What is required.
Scan the entries for the word "following" and report how many lines contain it, as a number with no other words.
━━━ Records for this exercise ━━━
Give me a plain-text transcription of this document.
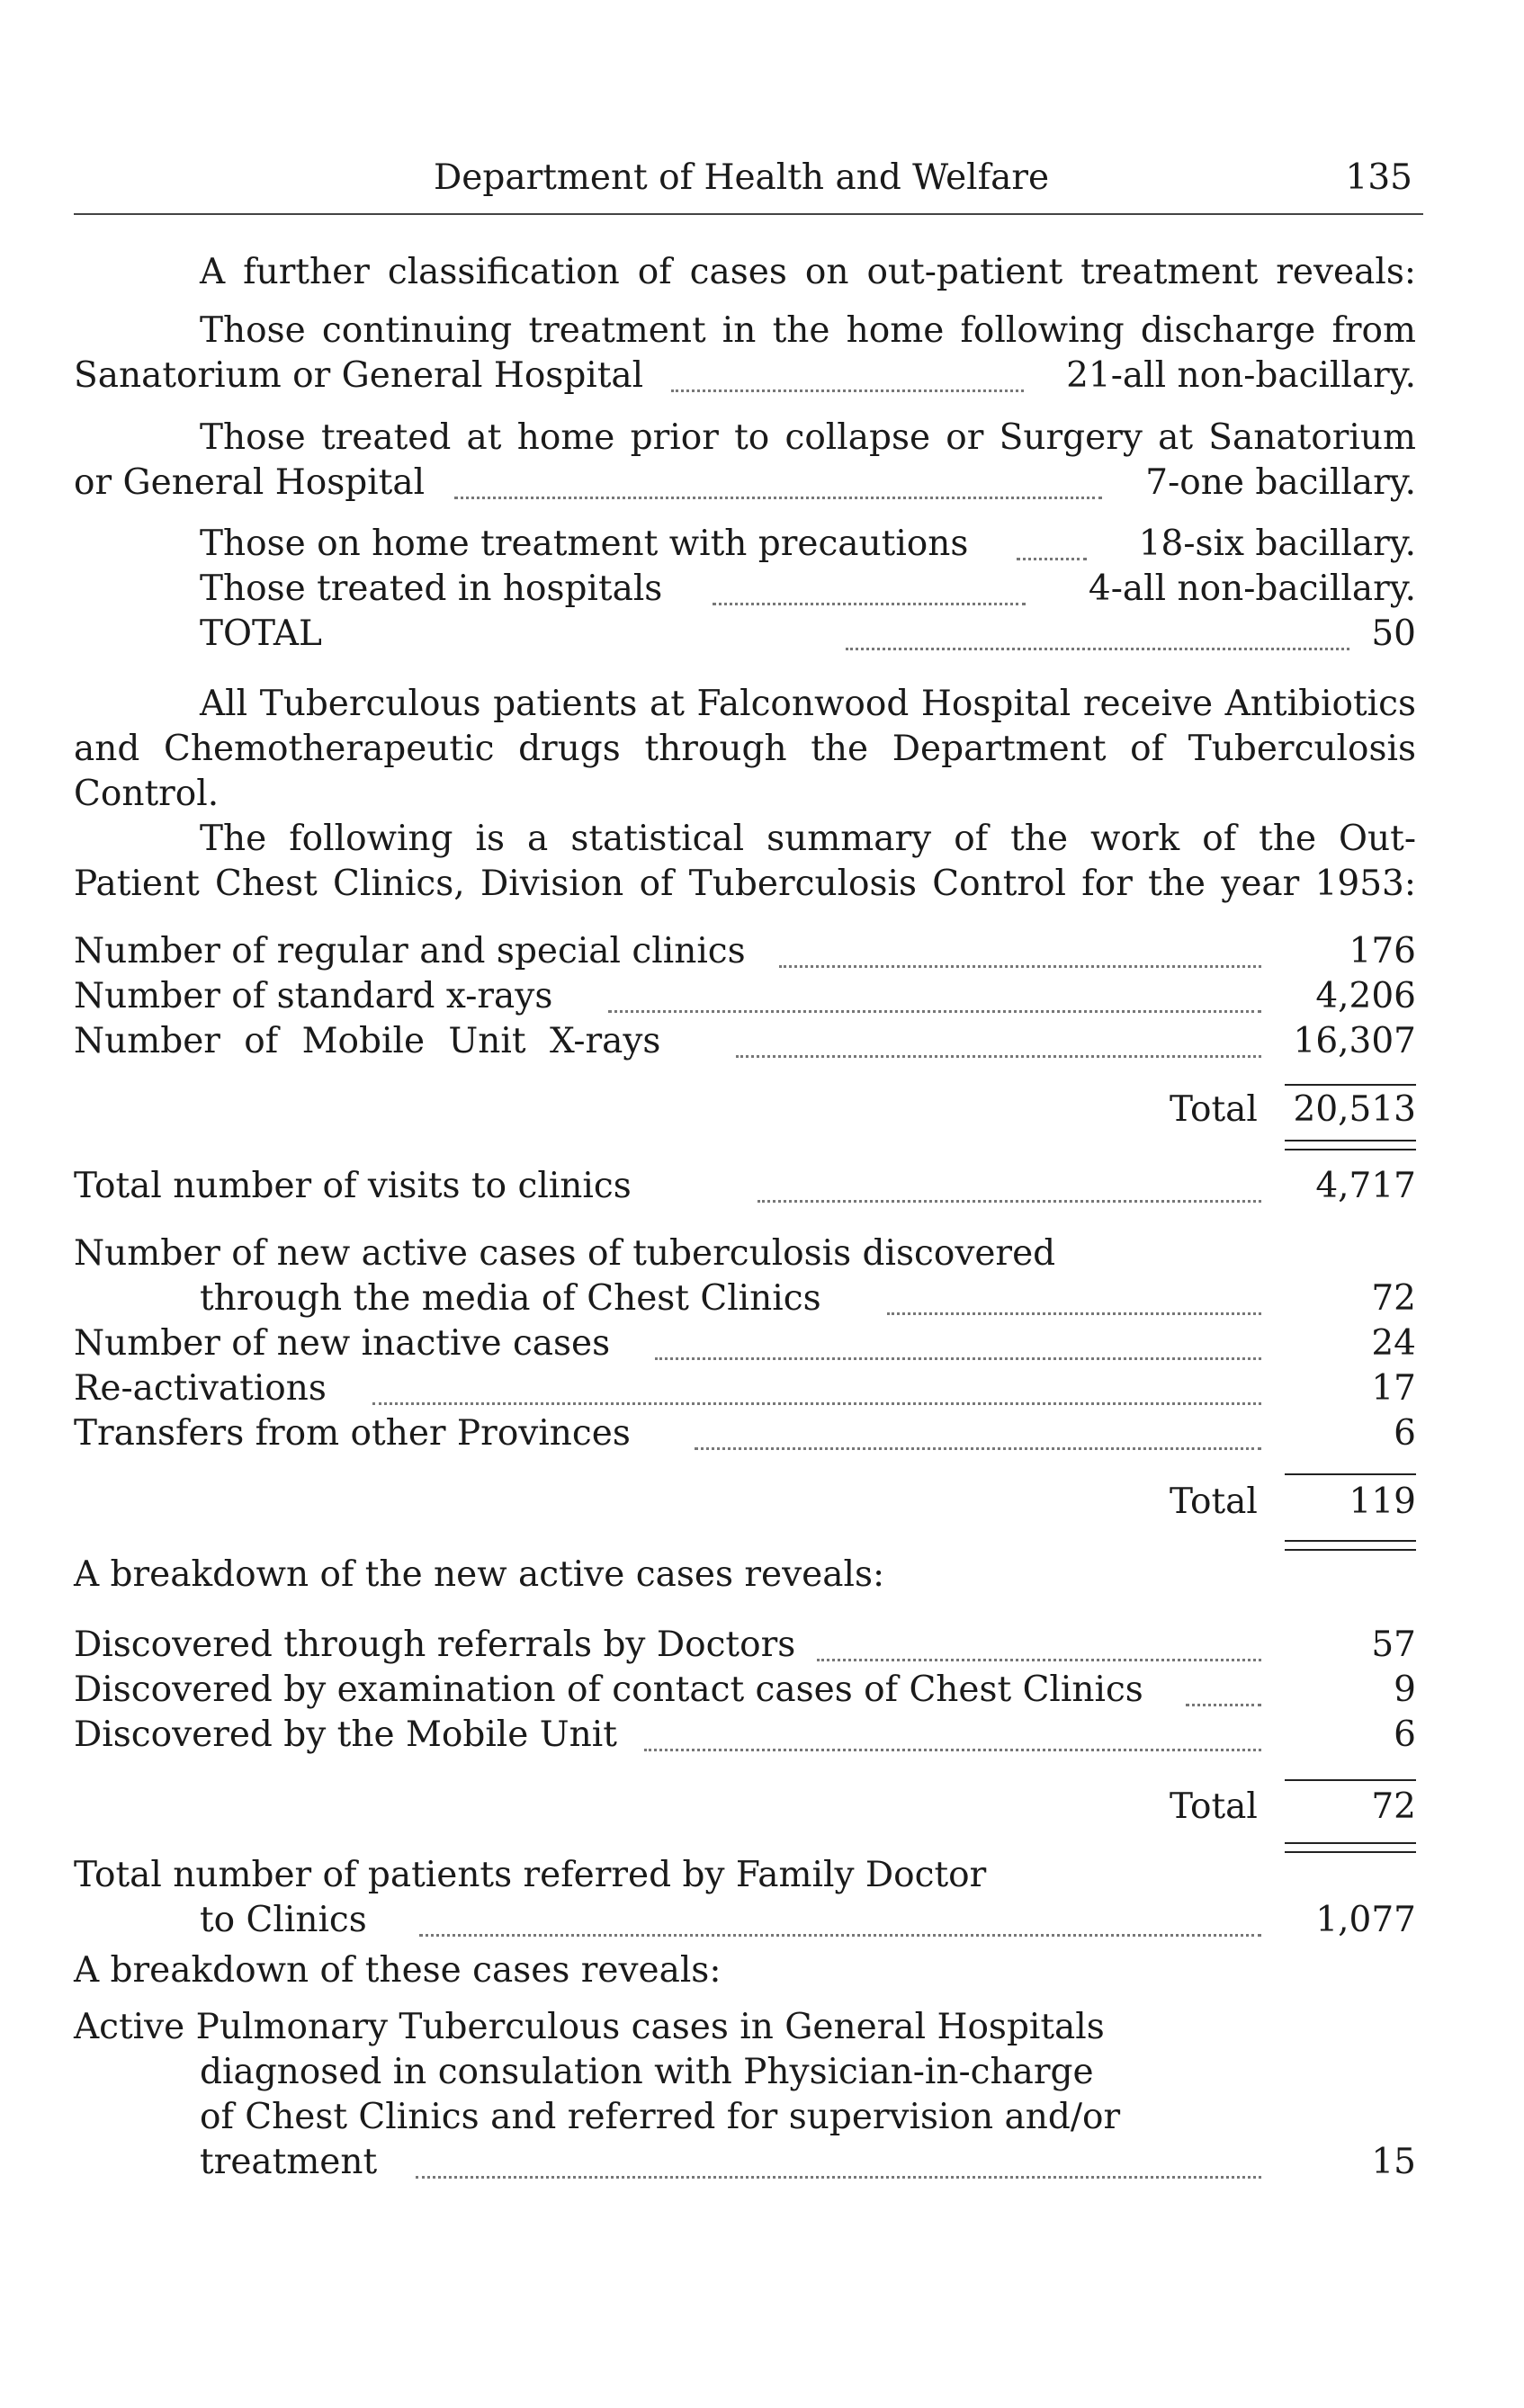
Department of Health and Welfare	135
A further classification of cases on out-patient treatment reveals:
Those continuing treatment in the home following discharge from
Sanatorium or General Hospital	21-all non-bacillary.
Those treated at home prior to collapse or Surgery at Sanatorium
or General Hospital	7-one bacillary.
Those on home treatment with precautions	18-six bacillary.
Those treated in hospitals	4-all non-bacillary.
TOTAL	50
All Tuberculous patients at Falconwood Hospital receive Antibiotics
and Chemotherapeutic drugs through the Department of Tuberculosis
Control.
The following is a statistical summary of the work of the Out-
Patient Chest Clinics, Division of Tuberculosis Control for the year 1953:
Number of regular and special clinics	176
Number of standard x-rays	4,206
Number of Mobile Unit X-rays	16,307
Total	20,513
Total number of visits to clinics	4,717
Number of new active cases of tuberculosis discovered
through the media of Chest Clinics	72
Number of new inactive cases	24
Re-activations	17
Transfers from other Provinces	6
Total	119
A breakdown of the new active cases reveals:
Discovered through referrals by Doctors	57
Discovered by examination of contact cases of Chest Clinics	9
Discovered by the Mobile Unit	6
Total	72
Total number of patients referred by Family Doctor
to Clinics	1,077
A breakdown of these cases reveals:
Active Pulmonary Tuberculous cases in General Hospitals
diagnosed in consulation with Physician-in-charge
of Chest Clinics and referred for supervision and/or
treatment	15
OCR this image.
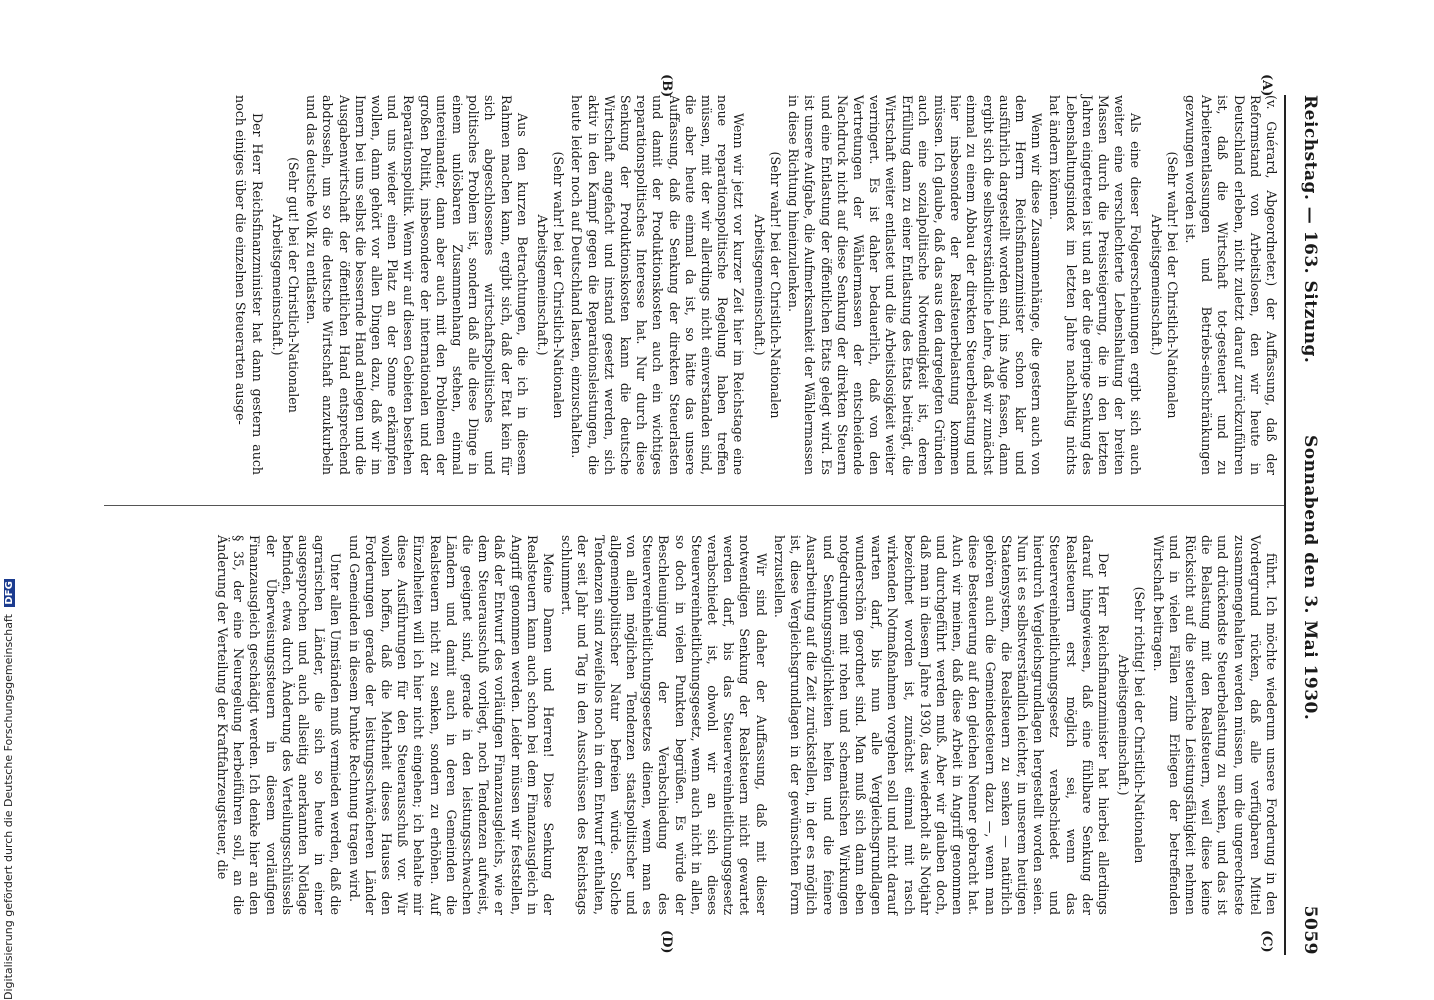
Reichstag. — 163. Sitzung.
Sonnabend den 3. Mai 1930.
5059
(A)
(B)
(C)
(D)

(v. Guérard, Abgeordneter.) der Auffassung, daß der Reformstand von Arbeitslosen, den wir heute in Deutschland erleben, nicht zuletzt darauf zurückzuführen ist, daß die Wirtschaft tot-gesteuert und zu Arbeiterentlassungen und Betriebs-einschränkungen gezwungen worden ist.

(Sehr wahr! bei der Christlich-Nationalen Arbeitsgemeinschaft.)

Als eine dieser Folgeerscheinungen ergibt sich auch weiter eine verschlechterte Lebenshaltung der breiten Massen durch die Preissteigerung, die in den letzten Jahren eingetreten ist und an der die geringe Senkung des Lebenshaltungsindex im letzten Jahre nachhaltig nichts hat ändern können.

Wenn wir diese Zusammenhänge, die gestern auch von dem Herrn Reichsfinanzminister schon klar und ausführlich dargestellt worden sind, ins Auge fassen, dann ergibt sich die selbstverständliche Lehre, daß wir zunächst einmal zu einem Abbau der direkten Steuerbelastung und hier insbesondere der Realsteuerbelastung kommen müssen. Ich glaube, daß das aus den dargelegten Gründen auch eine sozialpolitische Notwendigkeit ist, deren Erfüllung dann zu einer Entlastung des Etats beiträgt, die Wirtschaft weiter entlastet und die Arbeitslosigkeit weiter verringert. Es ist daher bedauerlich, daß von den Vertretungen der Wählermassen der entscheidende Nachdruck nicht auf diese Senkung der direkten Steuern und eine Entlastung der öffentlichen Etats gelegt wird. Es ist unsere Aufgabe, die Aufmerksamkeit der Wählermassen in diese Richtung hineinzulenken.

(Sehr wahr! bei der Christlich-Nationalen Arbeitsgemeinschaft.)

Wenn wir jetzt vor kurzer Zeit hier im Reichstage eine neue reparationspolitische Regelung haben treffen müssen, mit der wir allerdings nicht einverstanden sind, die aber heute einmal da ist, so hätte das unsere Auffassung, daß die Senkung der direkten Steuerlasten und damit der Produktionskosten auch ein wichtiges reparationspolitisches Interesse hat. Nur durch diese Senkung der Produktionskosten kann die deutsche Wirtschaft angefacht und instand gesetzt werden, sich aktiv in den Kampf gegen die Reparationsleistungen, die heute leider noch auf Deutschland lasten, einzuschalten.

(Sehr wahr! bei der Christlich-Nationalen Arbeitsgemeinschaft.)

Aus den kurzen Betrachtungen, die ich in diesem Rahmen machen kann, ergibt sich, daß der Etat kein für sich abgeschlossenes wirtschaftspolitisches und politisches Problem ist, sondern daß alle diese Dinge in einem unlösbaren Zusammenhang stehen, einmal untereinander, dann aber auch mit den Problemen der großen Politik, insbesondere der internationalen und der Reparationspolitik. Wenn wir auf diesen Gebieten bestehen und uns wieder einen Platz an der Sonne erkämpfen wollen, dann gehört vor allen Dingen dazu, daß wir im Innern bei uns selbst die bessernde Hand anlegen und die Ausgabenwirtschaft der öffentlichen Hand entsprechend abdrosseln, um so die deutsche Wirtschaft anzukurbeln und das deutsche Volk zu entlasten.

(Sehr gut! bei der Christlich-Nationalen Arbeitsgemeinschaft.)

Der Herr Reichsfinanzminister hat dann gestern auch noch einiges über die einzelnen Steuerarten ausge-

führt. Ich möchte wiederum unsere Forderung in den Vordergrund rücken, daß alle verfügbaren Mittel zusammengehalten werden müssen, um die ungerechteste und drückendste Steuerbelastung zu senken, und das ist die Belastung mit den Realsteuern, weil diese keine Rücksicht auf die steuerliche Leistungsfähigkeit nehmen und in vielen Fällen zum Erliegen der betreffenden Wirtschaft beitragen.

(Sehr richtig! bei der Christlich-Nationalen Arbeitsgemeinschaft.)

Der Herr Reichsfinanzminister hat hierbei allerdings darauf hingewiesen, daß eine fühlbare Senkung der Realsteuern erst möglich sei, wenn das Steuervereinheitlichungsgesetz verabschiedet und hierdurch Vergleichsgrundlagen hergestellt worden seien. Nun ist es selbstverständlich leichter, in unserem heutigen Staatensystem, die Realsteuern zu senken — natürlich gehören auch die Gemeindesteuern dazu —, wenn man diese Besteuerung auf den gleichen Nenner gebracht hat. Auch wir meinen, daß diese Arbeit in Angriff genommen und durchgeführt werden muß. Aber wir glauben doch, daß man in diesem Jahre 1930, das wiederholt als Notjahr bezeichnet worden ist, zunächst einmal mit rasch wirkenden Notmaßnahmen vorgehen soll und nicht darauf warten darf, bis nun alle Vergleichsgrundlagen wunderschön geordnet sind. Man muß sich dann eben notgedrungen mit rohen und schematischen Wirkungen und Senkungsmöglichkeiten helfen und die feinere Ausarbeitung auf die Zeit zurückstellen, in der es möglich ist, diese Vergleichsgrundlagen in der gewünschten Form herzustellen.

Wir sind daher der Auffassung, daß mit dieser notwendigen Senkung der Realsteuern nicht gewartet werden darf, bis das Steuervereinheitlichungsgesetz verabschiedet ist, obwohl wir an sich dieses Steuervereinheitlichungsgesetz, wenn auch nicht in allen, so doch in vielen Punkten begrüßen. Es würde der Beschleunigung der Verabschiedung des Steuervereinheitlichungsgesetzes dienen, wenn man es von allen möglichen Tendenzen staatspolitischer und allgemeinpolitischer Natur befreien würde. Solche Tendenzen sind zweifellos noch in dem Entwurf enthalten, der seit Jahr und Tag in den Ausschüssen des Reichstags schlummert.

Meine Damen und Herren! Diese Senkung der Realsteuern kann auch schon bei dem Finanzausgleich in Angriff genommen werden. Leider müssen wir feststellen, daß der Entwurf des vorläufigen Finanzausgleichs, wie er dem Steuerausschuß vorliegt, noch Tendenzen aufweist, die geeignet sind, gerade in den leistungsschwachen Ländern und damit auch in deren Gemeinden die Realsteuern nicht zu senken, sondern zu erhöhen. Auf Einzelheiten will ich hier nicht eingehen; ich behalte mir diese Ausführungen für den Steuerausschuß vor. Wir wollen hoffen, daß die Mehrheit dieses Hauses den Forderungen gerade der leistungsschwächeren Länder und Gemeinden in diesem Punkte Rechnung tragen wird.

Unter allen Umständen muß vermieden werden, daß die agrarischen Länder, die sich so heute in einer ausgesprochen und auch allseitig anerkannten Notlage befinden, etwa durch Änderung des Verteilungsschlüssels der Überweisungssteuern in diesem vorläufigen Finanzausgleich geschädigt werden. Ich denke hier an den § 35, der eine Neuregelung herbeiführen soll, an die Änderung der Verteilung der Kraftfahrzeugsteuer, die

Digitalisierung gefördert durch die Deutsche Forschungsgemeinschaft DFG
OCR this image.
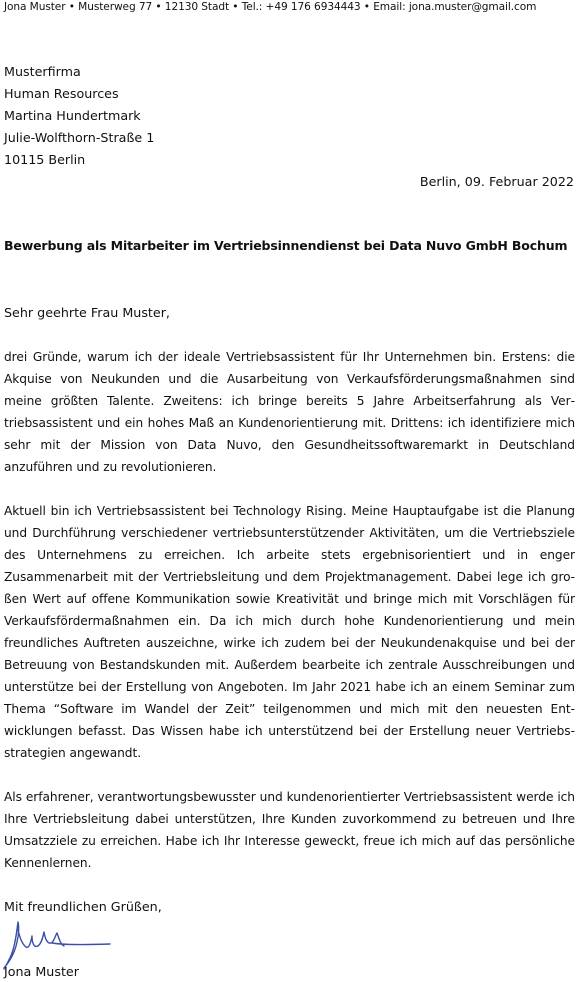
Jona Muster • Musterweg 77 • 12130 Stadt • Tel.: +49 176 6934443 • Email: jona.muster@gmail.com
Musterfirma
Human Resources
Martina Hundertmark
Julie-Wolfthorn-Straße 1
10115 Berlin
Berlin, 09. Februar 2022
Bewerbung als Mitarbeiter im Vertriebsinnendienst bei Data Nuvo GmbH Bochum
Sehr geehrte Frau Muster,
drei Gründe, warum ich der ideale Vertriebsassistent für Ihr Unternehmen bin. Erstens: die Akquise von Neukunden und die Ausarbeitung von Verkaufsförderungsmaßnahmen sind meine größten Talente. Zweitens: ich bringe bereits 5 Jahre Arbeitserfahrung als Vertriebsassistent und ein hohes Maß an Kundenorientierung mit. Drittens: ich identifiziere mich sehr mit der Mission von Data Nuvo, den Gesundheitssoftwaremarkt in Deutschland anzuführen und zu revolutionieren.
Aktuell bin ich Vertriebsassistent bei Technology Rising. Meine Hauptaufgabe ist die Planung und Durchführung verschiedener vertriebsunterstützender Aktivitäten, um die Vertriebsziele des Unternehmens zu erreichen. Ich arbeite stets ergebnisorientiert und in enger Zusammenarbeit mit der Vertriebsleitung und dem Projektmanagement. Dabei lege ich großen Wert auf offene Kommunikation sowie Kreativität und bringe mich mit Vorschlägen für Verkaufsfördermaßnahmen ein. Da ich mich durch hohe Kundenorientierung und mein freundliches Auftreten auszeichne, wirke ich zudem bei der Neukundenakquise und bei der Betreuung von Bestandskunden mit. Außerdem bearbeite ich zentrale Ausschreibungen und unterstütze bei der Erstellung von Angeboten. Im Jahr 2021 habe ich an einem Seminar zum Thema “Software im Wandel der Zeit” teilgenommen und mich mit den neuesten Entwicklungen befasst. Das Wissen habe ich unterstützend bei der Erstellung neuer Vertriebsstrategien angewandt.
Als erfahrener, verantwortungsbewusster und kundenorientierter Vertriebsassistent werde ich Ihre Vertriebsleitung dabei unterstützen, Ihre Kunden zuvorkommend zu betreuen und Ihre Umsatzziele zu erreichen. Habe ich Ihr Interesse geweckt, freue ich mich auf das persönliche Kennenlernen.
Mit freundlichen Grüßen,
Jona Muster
━━━
Solution for this task.
2